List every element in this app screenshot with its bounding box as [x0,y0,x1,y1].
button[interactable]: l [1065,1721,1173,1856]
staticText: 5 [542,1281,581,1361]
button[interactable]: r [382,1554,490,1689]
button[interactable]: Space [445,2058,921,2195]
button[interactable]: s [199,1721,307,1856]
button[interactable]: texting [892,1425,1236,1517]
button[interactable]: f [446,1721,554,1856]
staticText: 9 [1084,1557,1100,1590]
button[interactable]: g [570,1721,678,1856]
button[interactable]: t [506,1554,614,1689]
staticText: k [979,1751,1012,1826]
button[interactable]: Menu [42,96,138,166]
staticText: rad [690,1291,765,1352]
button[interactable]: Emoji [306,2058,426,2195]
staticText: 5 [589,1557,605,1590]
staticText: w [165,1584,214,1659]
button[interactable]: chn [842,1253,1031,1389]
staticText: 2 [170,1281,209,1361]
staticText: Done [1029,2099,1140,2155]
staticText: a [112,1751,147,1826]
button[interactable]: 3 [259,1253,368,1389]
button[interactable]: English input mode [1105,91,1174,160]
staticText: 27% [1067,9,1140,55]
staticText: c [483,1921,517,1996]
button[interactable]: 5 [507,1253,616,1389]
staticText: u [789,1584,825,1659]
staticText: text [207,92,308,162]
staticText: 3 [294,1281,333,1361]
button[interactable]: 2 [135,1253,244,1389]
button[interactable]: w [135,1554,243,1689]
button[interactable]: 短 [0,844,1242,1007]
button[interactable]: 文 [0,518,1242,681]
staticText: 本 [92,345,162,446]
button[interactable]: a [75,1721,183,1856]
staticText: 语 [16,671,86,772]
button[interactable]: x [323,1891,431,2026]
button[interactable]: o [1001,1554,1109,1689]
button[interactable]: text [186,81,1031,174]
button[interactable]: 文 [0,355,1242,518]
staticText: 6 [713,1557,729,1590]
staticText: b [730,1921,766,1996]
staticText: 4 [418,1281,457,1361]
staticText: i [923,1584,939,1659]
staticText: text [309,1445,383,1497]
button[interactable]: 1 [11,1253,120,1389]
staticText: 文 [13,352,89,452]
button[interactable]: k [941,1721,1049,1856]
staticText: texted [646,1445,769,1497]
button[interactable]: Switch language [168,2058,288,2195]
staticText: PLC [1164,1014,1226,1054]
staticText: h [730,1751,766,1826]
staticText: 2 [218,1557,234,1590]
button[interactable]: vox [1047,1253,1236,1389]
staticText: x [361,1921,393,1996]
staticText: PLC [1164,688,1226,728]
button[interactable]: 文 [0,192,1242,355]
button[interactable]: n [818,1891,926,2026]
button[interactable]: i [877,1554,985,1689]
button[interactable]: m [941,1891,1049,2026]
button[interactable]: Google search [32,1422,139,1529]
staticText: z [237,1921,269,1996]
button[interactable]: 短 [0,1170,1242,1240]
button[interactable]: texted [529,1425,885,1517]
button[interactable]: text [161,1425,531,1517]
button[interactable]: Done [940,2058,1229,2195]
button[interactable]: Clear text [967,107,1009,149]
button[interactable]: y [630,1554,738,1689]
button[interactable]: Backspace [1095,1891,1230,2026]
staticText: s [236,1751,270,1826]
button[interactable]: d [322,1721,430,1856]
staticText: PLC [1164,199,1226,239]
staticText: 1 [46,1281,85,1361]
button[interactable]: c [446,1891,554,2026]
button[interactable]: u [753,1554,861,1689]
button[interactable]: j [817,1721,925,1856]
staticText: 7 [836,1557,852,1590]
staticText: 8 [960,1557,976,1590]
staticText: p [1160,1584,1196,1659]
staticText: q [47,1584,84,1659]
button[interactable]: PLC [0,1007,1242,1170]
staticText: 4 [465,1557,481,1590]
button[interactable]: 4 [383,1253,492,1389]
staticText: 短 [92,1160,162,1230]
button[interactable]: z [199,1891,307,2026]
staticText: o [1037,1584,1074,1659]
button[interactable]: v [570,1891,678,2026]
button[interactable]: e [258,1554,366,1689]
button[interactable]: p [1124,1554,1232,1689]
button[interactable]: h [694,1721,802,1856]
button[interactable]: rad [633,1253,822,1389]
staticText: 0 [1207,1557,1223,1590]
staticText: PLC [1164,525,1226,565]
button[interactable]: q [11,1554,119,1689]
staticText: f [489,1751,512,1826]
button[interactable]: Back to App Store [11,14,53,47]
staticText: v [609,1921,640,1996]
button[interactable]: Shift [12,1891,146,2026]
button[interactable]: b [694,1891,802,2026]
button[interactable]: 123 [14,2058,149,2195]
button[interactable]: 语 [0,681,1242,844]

┄┄┄┄┄┄┄┄┄┄

(Zadanie)
Przepisz słowo w słowo wszystkie powyższe pozycje, niczego nie zmieniając.

(Odpowiedź)
List every element in this app screenshot with its bounding box as [x0,y0,x1,y1].
button[interactable]: l [1065,1721,1173,1856]
staticText: 5 [542,1281,581,1361]
button[interactable]: r [382,1554,490,1689]
button[interactable]: Space [445,2058,921,2195]
button[interactable]: s [199,1721,307,1856]
button[interactable]: texting [892,1425,1236,1517]
button[interactable]: f [446,1721,554,1856]
staticText: 9 [1084,1557,1100,1590]
button[interactable]: g [570,1721,678,1856]
button[interactable]: t [506,1554,614,1689]
staticText: k [979,1751,1012,1826]
button[interactable]: Menu [42,96,138,166]
staticText: rad [690,1291,765,1352]
button[interactable]: Emoji [306,2058,426,2195]
staticText: 5 [589,1557,605,1590]
staticText: w [165,1584,214,1659]
button[interactable]: chn [842,1253,1031,1389]
staticText: 2 [170,1281,209,1361]
staticText: Done [1029,2099,1140,2155]
staticText: a [112,1751,147,1826]
button[interactable]: 3 [259,1253,368,1389]
button[interactable]: English input mode [1105,91,1174,160]
staticText: 27% [1067,9,1140,55]
staticText: c [483,1921,517,1996]
button[interactable]: 5 [507,1253,616,1389]
staticText: u [789,1584,825,1659]
staticText: text [207,92,308,162]
staticText: 3 [294,1281,333,1361]
button[interactable]: 2 [135,1253,244,1389]
button[interactable]: w [135,1554,243,1689]
button[interactable]: 短 [0,844,1242,1007]
button[interactable]: 文 [0,518,1242,681]
staticText: 本 [92,345,162,446]
button[interactable]: a [75,1721,183,1856]
staticText: 语 [16,671,86,772]
button[interactable]: x [323,1891,431,2026]
button[interactable]: o [1001,1554,1109,1689]
button[interactable]: text [186,81,1031,174]
button[interactable]: 文 [0,355,1242,518]
staticText: 6 [713,1557,729,1590]
staticText: b [730,1921,766,1996]
staticText: 4 [418,1281,457,1361]
staticText: i [923,1584,939,1659]
staticText: text [309,1445,383,1497]
button[interactable]: 1 [11,1253,120,1389]
staticText: 文 [13,352,89,452]
button[interactable]: k [941,1721,1049,1856]
staticText: texted [646,1445,769,1497]
button[interactable]: Switch language [168,2058,288,2195]
staticText: PLC [1164,1014,1226,1054]
staticText: h [730,1751,766,1826]
staticText: 2 [218,1557,234,1590]
button[interactable]: vox [1047,1253,1236,1389]
staticText: x [361,1921,393,1996]
staticText: PLC [1164,688,1226,728]
button[interactable]: 文 [0,192,1242,355]
button[interactable]: n [818,1891,926,2026]
button[interactable]: i [877,1554,985,1689]
button[interactable]: m [941,1891,1049,2026]
button[interactable]: Google search [32,1422,139,1529]
staticText: z [237,1921,269,1996]
button[interactable]: 短 [0,1170,1242,1240]
button[interactable]: texted [529,1425,885,1517]
button[interactable]: text [161,1425,531,1517]
button[interactable]: Done [940,2058,1229,2195]
button[interactable]: Clear text [967,107,1009,149]
button[interactable]: y [630,1554,738,1689]
button[interactable]: Backspace [1095,1891,1230,2026]
staticText: s [236,1751,270,1826]
button[interactable]: d [322,1721,430,1856]
staticText: PLC [1164,199,1226,239]
staticText: 1 [46,1281,85,1361]
button[interactable]: c [446,1891,554,2026]
button[interactable]: u [753,1554,861,1689]
button[interactable]: j [817,1721,925,1856]
staticText: 7 [836,1557,852,1590]
staticText: 8 [960,1557,976,1590]
staticText: p [1160,1584,1196,1659]
staticText: q [47,1584,84,1659]
button[interactable]: PLC [0,1007,1242,1170]
staticText: 4 [465,1557,481,1590]
button[interactable]: 4 [383,1253,492,1389]
staticText: 短 [92,1160,162,1230]
button[interactable]: z [199,1891,307,2026]
staticText: o [1037,1584,1074,1659]
button[interactable]: v [570,1891,678,2026]
button[interactable]: e [258,1554,366,1689]
button[interactable]: p [1124,1554,1232,1689]
button[interactable]: h [694,1721,802,1856]
button[interactable]: rad [633,1253,822,1389]
staticText: 0 [1207,1557,1223,1590]
staticText: PLC [1164,525,1226,565]
button[interactable]: q [11,1554,119,1689]
staticText: f [489,1751,512,1826]
button[interactable]: Back to App Store [11,14,53,47]
staticText: v [609,1921,640,1996]
button[interactable]: Shift [12,1891,146,2026]
button[interactable]: b [694,1891,802,2026]
button[interactable]: 123 [14,2058,149,2195]
button[interactable]: 语 [0,681,1242,844]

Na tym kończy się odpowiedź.